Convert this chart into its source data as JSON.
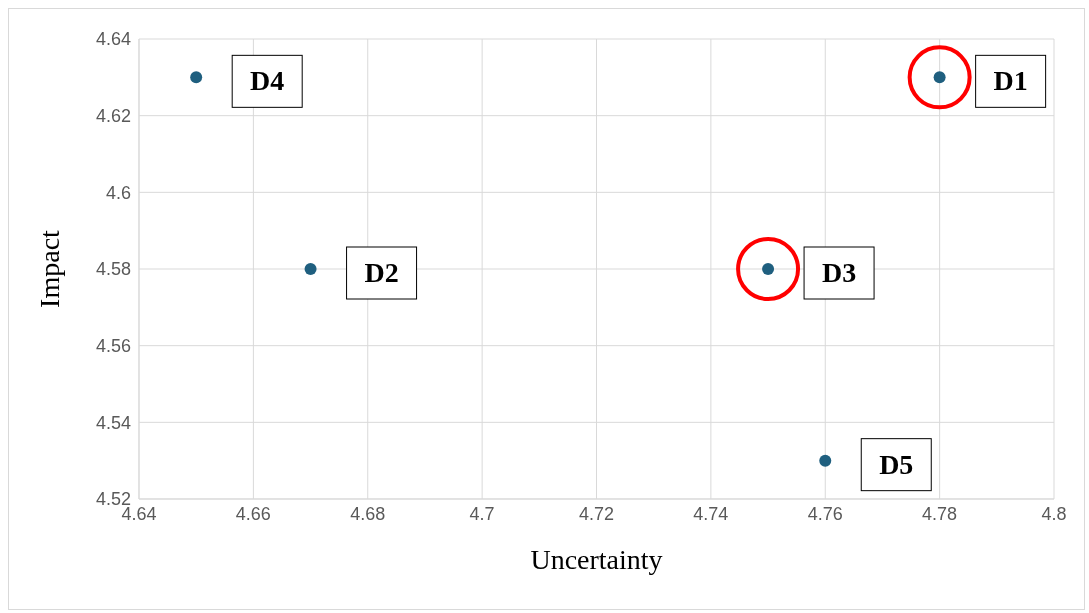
{
  "chart_data": {
    "type": "scatter",
    "xlabel": "Uncertainty",
    "ylabel": "Impact",
    "xlim": [
      4.64,
      4.8
    ],
    "xticks": [
      4.64,
      4.66,
      4.68,
      {
        "value": 4.7,
        "label": "4.7"
      },
      4.72,
      4.74,
      4.76,
      4.78,
      {
        "value": 4.8,
        "label": "4.8"
      }
    ],
    "ylim": [
      4.52,
      4.64
    ],
    "yticks": [
      4.52,
      4.54,
      4.56,
      4.58,
      {
        "value": 4.6,
        "label": "4.6"
      },
      4.62,
      4.64
    ],
    "grid": true,
    "marker": "circle",
    "series": [
      {
        "color": "#1f5f7f",
        "x": [
          4.78,
          4.67,
          4.75,
          4.65,
          4.76
        ],
        "values": [
          4.63,
          4.58,
          4.58,
          4.63,
          4.53
        ]
      },
      {
        "color": "#ff0000",
        "x": [
          4.78,
          4.75
        ],
        "values": [
          4.63,
          4.58
        ]
      }
    ],
    "annotations": [
      {
        "text": "D1",
        "x": 4.78,
        "y": 4.63
      },
      {
        "text": "D2",
        "x": 4.67,
        "y": 4.58
      },
      {
        "text": "D3",
        "x": 4.75,
        "y": 4.58
      },
      {
        "text": "D4",
        "x": 4.65,
        "y": 4.63
      },
      {
        "text": "D5",
        "x": 4.76,
        "y": 4.53
      }
    ]
  }
}
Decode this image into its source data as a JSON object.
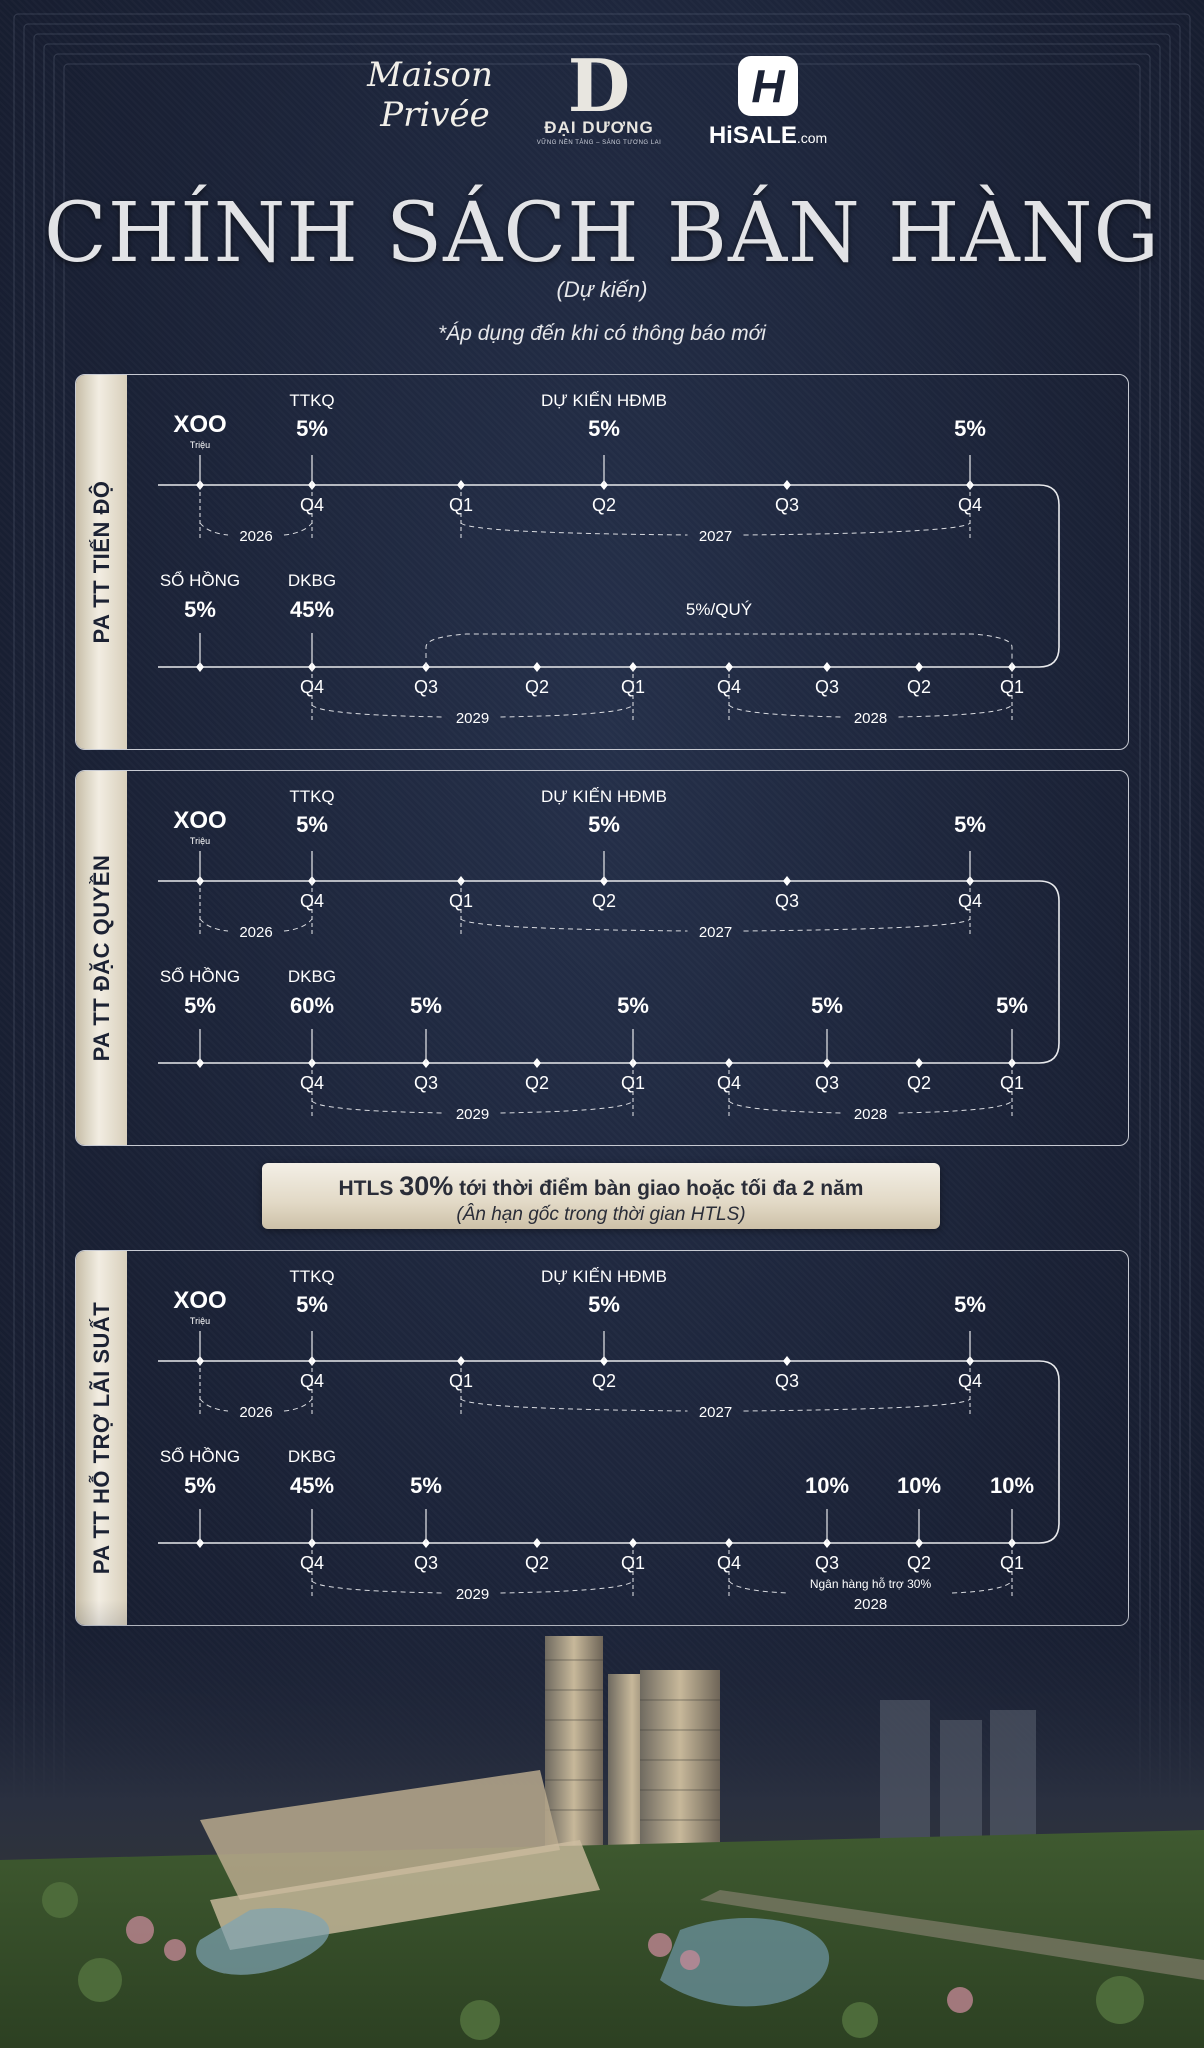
{
  "logos": {
    "maison_line1": "Maison",
    "maison_line2": "Privée",
    "daiduong_letter": "D",
    "daiduong_name": "ĐẠI DƯƠNG",
    "daiduong_tagline": "VỮNG NỀN TẢNG – SÁNG TƯƠNG LAI",
    "hisale_icon": "H",
    "hisale_name": "HiSALE",
    "hisale_suffix": ".com"
  },
  "title": "CHÍNH SÁCH BÁN HÀNG",
  "subtitle": "(Dự kiến)",
  "note": "*Áp dụng đến khi có thông báo mới",
  "colors": {
    "background": "#1b2236",
    "line": "#e8e9ec",
    "tab_gold": "#e9e2d2",
    "text": "#ffffff"
  },
  "panels": [
    {
      "name": "PA TT TIẾN ĐỘ",
      "row1": {
        "headers": [
          "TTKQ",
          "DỰ KIẾN HĐMB"
        ],
        "start_label": "XOO",
        "start_sub": "Triệu",
        "values": [
          "5%",
          "5%",
          "5%"
        ],
        "quarters": [
          "Q4",
          "Q1",
          "Q2",
          "Q3",
          "Q4"
        ],
        "years": [
          "2026",
          "2027"
        ]
      },
      "row2": {
        "headers": [
          "SỔ HỒNG",
          "DKBG"
        ],
        "values": [
          "5%",
          "45%"
        ],
        "span_label": "5%/QUÝ",
        "quarters": [
          "Q4",
          "Q3",
          "Q2",
          "Q1",
          "Q4",
          "Q3",
          "Q2",
          "Q1"
        ],
        "years": [
          "2029",
          "2028"
        ]
      }
    },
    {
      "name": "PA TT ĐẶC QUYỀN",
      "row1": {
        "headers": [
          "TTKQ",
          "DỰ KIẾN HĐMB"
        ],
        "start_label": "XOO",
        "start_sub": "Triệu",
        "values": [
          "5%",
          "5%",
          "5%"
        ],
        "quarters": [
          "Q4",
          "Q1",
          "Q2",
          "Q3",
          "Q4"
        ],
        "years": [
          "2026",
          "2027"
        ]
      },
      "row2": {
        "headers": [
          "SỔ HỒNG",
          "DKBG"
        ],
        "values": [
          "5%",
          "60%",
          "5%",
          "5%",
          "5%",
          "5%"
        ],
        "quarters": [
          "Q4",
          "Q3",
          "Q2",
          "Q1",
          "Q4",
          "Q3",
          "Q2",
          "Q1"
        ],
        "years": [
          "2029",
          "2028"
        ]
      }
    },
    {
      "name": "PA TT HỖ TRỢ LÃI SUẤT",
      "row1": {
        "headers": [
          "TTKQ",
          "DỰ KIẾN HĐMB"
        ],
        "start_label": "XOO",
        "start_sub": "Triệu",
        "values": [
          "5%",
          "5%",
          "5%"
        ],
        "quarters": [
          "Q4",
          "Q1",
          "Q2",
          "Q3",
          "Q4"
        ],
        "years": [
          "2026",
          "2027"
        ]
      },
      "row2": {
        "headers": [
          "SỔ HỒNG",
          "DKBG"
        ],
        "values": [
          "5%",
          "45%",
          "5%",
          "10%",
          "10%",
          "10%"
        ],
        "bank_note": "Ngân hàng hỗ trợ 30%",
        "quarters": [
          "Q4",
          "Q3",
          "Q2",
          "Q1",
          "Q4",
          "Q3",
          "Q2",
          "Q1"
        ],
        "years": [
          "2029",
          "2028"
        ]
      }
    }
  ],
  "htls": {
    "prefix": "HTLS ",
    "percent": "30%",
    "suffix": " tới thời điểm bàn giao hoặc tối đa 2 năm",
    "line2": "(Ân hạn gốc trong thời gian HTLS)"
  }
}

- - -

=== Directive ===
The records above need to be restated word for word, with the pictures left out.

=== Exercise response ===
Convert this chart into its source data as JSON.
{
  "chart_data": {
    "type": "scatter",
    "xlabel": "Uncertainty",
    "ylabel": "Impact",
    "xlim": [
      4.64,
      4.8
    ],
    "xticks": [
      4.64,
      4.66,
      4.68,
      {
        "value": 4.7,
        "label": "4.7"
      },
      4.72,
      4.74,
      4.76,
      4.78,
      {
        "value": 4.8,
        "label": "4.8"
      }
    ],
    "ylim": [
      4.52,
      4.64
    ],
    "yticks": [
      4.52,
      4.54,
      4.56,
      4.58,
      {
        "value": 4.6,
        "label": "4.6"
      },
      4.62,
      4.64
    ],
    "grid": true,
    "marker": "circle",
    "series": [
      {
        "color": "#1f5f7f",
        "x": [
          4.78,
          4.67,
          4.75,
          4.65,
          4.76
        ],
        "values": [
          4.63,
          4.58,
          4.58,
          4.63,
          4.53
        ]
      },
      {
        "color": "#ff0000",
        "x": [
          4.78,
          4.75
        ],
        "values": [
          4.63,
          4.58
        ]
      }
    ],
    "annotations": [
      {
        "text": "D1",
        "x": 4.78,
        "y": 4.63
      },
      {
        "text": "D2",
        "x": 4.67,
        "y": 4.58
      },
      {
        "text": "D3",
        "x": 4.75,
        "y": 4.58
      },
      {
        "text": "D4",
        "x": 4.65,
        "y": 4.63
      },
      {
        "text": "D5",
        "x": 4.76,
        "y": 4.53
      }
    ]
  }
}
Decode this image into its source data as a JSON object.
{
  "logos": {
    "maison_line1": "Maison",
    "maison_line2": "Privée",
    "daiduong_letter": "D",
    "daiduong_name": "ĐẠI DƯƠNG",
    "daiduong_tagline": "VỮNG NỀN TẢNG – SÁNG TƯƠNG LAI",
    "hisale_icon": "H",
    "hisale_name": "HiSALE",
    "hisale_suffix": ".com"
  },
  "title": "CHÍNH SÁCH BÁN HÀNG",
  "subtitle": "(Dự kiến)",
  "note": "*Áp dụng đến khi có thông báo mới",
  "colors": {
    "background": "#1b2236",
    "line": "#e8e9ec",
    "tab_gold": "#e9e2d2",
    "text": "#ffffff"
  },
  "panels": [
    {
      "name": "PA TT TIẾN ĐỘ",
      "row1": {
        "headers": [
          "TTKQ",
          "DỰ KIẾN HĐMB"
        ],
        "start_label": "XOO",
        "start_sub": "Triệu",
        "values": [
          "5%",
          "5%",
          "5%"
        ],
        "quarters": [
          "Q4",
          "Q1",
          "Q2",
          "Q3",
          "Q4"
        ],
        "years": [
          "2026",
          "2027"
        ]
      },
      "row2": {
        "headers": [
          "SỔ HỒNG",
          "DKBG"
        ],
        "values": [
          "5%",
          "45%"
        ],
        "span_label": "5%/QUÝ",
        "quarters": [
          "Q4",
          "Q3",
          "Q2",
          "Q1",
          "Q4",
          "Q3",
          "Q2",
          "Q1"
        ],
        "years": [
          "2029",
          "2028"
        ]
      }
    },
    {
      "name": "PA TT ĐẶC QUYỀN",
      "row1": {
        "headers": [
          "TTKQ",
          "DỰ KIẾN HĐMB"
        ],
        "start_label": "XOO",
        "start_sub": "Triệu",
        "values": [
          "5%",
          "5%",
          "5%"
        ],
        "quarters": [
          "Q4",
          "Q1",
          "Q2",
          "Q3",
          "Q4"
        ],
        "years": [
          "2026",
          "2027"
        ]
      },
      "row2": {
        "headers": [
          "SỔ HỒNG",
          "DKBG"
        ],
        "values": [
          "5%",
          "60%",
          "5%",
          "5%",
          "5%",
          "5%"
        ],
        "quarters": [
          "Q4",
          "Q3",
          "Q2",
          "Q1",
          "Q4",
          "Q3",
          "Q2",
          "Q1"
        ],
        "years": [
          "2029",
          "2028"
        ]
      }
    },
    {
      "name": "PA TT HỖ TRỢ LÃI SUẤT",
      "row1": {
        "headers": [
          "TTKQ",
          "DỰ KIẾN HĐMB"
        ],
        "start_label": "XOO",
        "start_sub": "Triệu",
        "values": [
          "5%",
          "5%",
          "5%"
        ],
        "quarters": [
          "Q4",
          "Q1",
          "Q2",
          "Q3",
          "Q4"
        ],
        "years": [
          "2026",
          "2027"
        ]
      },
      "row2": {
        "headers": [
          "SỔ HỒNG",
          "DKBG"
        ],
        "values": [
          "5%",
          "45%",
          "5%",
          "10%",
          "10%",
          "10%"
        ],
        "bank_note": "Ngân hàng hỗ trợ 30%",
        "quarters": [
          "Q4",
          "Q3",
          "Q2",
          "Q1",
          "Q4",
          "Q3",
          "Q2",
          "Q1"
        ],
        "years": [
          "2029",
          "2028"
        ]
      }
    }
  ],
  "htls": {
    "prefix": "HTLS ",
    "percent": "30%",
    "suffix": " tới thời điểm bàn giao hoặc tối đa 2 năm",
    "line2": "(Ân hạn gốc trong thời gian HTLS)"
  }
}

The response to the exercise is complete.